* What needs to be done: Please reproduce the material below verbatim, from its first line through the line that contains "logo Circuit Projects: [873, 421, 1007, 508]", including both of those lines.

* Material to process:

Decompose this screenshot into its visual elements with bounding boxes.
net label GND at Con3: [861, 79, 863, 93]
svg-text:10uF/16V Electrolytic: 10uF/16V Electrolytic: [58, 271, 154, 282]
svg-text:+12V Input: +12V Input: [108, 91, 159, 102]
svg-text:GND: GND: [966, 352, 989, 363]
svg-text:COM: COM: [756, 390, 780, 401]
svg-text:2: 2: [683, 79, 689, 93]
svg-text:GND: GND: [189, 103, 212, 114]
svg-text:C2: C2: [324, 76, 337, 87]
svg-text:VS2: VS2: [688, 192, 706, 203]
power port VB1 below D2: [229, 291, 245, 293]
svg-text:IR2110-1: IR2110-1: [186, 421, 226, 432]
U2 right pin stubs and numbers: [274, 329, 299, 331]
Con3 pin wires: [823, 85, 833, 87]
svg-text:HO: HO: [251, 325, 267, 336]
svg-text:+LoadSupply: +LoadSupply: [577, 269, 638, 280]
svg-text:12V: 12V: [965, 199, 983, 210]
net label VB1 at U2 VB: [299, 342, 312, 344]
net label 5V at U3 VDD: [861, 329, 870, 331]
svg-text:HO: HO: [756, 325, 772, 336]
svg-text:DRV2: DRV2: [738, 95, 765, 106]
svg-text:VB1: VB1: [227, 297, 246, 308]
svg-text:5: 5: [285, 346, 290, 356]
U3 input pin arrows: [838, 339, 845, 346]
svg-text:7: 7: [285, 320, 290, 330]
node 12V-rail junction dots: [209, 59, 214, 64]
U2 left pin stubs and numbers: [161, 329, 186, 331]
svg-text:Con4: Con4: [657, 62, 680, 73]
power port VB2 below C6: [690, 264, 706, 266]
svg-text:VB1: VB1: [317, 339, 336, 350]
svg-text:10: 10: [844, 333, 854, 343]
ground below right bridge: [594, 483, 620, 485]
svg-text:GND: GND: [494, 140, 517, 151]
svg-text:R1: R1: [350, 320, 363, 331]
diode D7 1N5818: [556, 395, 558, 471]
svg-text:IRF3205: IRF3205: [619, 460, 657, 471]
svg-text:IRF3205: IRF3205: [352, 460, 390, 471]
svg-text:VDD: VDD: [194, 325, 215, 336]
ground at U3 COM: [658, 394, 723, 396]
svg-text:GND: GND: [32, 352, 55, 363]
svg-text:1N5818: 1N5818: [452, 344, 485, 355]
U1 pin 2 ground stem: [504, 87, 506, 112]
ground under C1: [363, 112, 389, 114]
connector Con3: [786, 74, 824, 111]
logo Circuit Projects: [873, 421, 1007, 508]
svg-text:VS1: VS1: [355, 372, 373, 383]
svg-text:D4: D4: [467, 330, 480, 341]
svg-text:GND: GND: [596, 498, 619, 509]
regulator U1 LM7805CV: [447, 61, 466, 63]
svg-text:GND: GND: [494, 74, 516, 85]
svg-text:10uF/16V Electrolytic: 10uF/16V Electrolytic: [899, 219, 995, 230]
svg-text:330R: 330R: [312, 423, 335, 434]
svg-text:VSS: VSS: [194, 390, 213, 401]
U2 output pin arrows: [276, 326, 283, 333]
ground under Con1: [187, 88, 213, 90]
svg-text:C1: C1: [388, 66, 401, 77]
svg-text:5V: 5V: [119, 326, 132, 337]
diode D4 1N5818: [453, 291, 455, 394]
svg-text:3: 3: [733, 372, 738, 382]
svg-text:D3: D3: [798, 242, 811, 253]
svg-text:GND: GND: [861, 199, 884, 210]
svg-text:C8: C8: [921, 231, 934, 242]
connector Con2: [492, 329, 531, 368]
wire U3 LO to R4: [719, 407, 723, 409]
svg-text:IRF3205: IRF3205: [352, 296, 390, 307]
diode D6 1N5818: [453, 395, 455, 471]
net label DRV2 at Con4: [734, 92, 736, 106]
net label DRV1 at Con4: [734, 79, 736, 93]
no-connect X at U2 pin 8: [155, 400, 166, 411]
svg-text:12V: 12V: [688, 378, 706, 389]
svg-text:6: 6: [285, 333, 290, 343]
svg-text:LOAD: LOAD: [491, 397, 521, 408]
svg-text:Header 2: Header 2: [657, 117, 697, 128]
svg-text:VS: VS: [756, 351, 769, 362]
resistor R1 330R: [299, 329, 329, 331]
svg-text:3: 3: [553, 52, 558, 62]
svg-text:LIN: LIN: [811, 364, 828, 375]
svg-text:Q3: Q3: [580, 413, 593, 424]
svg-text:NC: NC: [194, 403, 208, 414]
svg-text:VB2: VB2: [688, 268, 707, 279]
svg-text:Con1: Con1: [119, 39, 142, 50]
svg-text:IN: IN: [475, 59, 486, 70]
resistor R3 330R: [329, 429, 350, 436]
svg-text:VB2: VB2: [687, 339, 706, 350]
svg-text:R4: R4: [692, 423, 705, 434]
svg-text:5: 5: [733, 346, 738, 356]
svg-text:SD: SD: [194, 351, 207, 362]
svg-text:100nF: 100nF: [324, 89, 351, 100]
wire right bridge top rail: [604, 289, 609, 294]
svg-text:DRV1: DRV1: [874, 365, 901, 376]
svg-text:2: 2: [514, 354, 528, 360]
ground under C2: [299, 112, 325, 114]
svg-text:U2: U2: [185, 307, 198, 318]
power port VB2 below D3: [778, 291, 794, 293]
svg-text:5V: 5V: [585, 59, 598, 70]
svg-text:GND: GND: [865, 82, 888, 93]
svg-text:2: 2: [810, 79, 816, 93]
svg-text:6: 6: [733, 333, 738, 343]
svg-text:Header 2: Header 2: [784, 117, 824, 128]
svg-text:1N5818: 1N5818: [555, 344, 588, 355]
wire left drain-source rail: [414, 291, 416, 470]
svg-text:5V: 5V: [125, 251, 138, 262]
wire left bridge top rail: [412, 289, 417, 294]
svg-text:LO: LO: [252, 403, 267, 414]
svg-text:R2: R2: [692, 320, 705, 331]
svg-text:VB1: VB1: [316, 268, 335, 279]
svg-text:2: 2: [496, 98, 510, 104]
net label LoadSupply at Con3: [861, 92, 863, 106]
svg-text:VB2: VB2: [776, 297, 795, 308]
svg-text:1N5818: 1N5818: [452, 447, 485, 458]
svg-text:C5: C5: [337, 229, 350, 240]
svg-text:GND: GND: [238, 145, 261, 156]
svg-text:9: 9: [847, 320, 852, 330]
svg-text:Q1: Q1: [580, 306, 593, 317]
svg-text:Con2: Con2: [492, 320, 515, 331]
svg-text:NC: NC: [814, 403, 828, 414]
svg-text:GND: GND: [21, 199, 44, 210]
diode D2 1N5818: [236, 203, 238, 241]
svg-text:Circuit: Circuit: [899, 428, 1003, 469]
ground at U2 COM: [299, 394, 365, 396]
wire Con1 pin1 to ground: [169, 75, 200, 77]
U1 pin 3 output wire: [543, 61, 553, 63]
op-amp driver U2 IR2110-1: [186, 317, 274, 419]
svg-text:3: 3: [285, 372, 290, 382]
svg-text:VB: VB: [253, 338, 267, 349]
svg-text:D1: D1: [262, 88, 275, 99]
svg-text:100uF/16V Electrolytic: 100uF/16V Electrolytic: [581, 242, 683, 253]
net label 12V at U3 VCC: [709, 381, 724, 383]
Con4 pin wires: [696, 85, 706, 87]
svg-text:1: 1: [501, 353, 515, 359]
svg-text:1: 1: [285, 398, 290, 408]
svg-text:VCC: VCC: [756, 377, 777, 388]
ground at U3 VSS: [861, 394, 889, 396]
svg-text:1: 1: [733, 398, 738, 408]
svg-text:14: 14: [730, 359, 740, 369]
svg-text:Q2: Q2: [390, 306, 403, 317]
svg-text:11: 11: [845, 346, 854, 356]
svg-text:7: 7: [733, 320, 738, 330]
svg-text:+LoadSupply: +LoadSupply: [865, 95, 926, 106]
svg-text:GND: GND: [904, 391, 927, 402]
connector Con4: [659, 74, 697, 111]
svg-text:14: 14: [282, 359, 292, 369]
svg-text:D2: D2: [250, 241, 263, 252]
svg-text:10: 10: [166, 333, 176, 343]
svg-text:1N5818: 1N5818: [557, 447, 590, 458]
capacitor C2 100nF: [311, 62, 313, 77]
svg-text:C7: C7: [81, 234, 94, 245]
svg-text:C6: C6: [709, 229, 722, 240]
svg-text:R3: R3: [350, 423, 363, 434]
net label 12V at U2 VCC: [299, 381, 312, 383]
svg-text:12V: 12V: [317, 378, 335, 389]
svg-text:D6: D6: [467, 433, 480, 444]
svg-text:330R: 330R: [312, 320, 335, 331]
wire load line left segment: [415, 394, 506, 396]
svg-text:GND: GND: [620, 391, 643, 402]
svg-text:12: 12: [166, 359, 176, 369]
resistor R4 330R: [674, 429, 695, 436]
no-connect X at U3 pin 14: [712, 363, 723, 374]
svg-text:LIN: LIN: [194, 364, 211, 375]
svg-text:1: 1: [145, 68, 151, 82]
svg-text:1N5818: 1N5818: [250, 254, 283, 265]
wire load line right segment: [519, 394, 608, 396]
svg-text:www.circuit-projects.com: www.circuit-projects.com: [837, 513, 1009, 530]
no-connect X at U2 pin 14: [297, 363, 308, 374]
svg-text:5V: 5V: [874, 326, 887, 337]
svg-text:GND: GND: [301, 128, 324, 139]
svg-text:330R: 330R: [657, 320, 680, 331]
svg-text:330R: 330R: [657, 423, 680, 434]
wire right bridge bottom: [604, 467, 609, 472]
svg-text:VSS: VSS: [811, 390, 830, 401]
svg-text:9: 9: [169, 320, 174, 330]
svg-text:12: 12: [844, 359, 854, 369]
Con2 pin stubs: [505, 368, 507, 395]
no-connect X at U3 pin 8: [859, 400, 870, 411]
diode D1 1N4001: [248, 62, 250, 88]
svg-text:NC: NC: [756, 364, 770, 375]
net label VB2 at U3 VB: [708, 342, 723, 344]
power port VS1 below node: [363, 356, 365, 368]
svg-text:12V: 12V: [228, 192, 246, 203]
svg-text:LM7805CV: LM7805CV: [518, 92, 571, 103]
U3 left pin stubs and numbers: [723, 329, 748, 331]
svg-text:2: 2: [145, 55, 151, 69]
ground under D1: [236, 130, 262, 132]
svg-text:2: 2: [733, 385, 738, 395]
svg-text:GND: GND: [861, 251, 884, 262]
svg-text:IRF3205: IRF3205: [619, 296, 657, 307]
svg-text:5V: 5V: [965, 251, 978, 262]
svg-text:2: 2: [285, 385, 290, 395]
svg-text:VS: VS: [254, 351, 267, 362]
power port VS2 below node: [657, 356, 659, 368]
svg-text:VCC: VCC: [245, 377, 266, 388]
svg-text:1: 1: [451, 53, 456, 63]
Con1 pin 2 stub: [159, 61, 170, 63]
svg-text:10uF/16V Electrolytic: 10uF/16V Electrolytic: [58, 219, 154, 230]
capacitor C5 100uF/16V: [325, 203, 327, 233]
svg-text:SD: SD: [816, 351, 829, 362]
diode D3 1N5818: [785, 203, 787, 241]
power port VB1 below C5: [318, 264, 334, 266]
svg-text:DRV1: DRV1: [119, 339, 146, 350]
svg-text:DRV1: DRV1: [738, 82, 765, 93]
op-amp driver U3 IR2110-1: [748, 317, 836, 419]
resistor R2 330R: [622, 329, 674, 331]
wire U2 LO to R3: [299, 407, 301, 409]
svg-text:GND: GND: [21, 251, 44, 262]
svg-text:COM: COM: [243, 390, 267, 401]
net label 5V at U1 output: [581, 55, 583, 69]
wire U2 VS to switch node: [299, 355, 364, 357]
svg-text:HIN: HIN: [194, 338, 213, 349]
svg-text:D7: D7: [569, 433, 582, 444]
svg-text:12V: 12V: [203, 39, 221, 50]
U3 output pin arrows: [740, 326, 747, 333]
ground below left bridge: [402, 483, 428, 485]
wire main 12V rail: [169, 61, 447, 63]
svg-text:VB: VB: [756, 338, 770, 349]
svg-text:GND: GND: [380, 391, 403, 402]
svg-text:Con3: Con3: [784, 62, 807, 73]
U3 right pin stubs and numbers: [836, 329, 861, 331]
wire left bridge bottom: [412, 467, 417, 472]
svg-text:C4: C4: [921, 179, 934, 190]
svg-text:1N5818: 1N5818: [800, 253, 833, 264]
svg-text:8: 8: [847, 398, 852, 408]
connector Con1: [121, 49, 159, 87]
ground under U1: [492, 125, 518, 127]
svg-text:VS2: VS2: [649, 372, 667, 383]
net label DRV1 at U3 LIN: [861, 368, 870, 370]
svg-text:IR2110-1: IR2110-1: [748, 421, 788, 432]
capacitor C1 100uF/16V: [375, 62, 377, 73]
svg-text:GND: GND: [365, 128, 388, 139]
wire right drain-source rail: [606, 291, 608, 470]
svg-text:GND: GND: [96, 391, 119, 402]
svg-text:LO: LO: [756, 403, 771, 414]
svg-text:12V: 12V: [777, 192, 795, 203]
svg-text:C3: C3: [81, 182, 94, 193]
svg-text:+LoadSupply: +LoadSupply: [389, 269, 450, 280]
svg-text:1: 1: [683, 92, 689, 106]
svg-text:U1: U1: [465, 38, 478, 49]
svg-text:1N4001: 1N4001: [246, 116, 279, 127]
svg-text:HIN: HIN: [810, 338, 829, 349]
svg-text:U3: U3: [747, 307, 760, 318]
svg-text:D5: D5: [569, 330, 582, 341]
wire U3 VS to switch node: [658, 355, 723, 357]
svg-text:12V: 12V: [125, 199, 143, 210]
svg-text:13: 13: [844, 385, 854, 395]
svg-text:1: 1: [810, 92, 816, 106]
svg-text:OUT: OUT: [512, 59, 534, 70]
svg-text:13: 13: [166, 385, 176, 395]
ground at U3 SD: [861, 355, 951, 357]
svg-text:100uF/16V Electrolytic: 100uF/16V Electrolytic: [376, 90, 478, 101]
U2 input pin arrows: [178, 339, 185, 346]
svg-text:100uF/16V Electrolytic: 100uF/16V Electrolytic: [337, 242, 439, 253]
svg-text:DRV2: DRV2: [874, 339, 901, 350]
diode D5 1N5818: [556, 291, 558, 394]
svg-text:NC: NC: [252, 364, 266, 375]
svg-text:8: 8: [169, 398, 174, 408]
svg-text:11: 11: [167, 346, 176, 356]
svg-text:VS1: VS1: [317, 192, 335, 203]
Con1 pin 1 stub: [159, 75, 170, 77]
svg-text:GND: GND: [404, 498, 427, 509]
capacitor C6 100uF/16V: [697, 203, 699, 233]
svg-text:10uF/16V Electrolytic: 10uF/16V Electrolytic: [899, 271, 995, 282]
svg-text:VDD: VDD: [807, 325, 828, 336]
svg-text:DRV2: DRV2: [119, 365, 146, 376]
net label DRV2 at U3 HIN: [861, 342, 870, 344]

* Solution to this problem:
Decompose this screenshot into its visual elements with bounding boxes.
net label GND at Con3: [861, 79, 863, 93]
svg-text:10uF/16V Electrolytic: 10uF/16V Electrolytic: [58, 271, 154, 282]
svg-text:+12V Input: +12V Input: [108, 91, 159, 102]
svg-text:GND: GND: [966, 352, 989, 363]
svg-text:COM: COM: [756, 390, 780, 401]
svg-text:2: 2: [683, 79, 689, 93]
svg-text:GND: GND: [189, 103, 212, 114]
svg-text:C2: C2: [324, 76, 337, 87]
svg-text:VS2: VS2: [688, 192, 706, 203]
power port VB1 below D2: [229, 291, 245, 293]
svg-text:IR2110-1: IR2110-1: [186, 421, 226, 432]
U2 right pin stubs and numbers: [274, 329, 299, 331]
Con3 pin wires: [823, 85, 833, 87]
svg-text:HO: HO: [251, 325, 267, 336]
svg-text:+LoadSupply: +LoadSupply: [577, 269, 638, 280]
svg-text:12V: 12V: [965, 199, 983, 210]
net label VB1 at U2 VB: [299, 342, 312, 344]
net label 5V at U3 VDD: [861, 329, 870, 331]
svg-text:HO: HO: [756, 325, 772, 336]
svg-text:DRV2: DRV2: [738, 95, 765, 106]
svg-text:VB1: VB1: [227, 297, 246, 308]
svg-text:5: 5: [285, 346, 290, 356]
U3 input pin arrows: [838, 339, 845, 346]
svg-text:7: 7: [285, 320, 290, 330]
node 12V-rail junction dots: [209, 59, 214, 64]
U2 left pin stubs and numbers: [161, 329, 186, 331]
svg-text:Con4: Con4: [657, 62, 680, 73]
power port VB2 below C6: [690, 264, 706, 266]
svg-text:VB1: VB1: [317, 339, 336, 350]
svg-text:10: 10: [844, 333, 854, 343]
ground below right bridge: [594, 483, 620, 485]
svg-text:GND: GND: [494, 140, 517, 151]
svg-text:R1: R1: [350, 320, 363, 331]
diode D7 1N5818: [556, 395, 558, 471]
svg-text:IRF3205: IRF3205: [619, 460, 657, 471]
svg-text:IRF3205: IRF3205: [352, 460, 390, 471]
svg-text:VDD: VDD: [194, 325, 215, 336]
ground at U3 COM: [658, 394, 723, 396]
svg-text:GND: GND: [32, 352, 55, 363]
svg-text:1N5818: 1N5818: [452, 344, 485, 355]
U1 pin 2 ground stem: [504, 87, 506, 112]
ground under C1: [363, 112, 389, 114]
connector Con3: [786, 74, 824, 111]
logo Circuit Projects: [873, 421, 1007, 508]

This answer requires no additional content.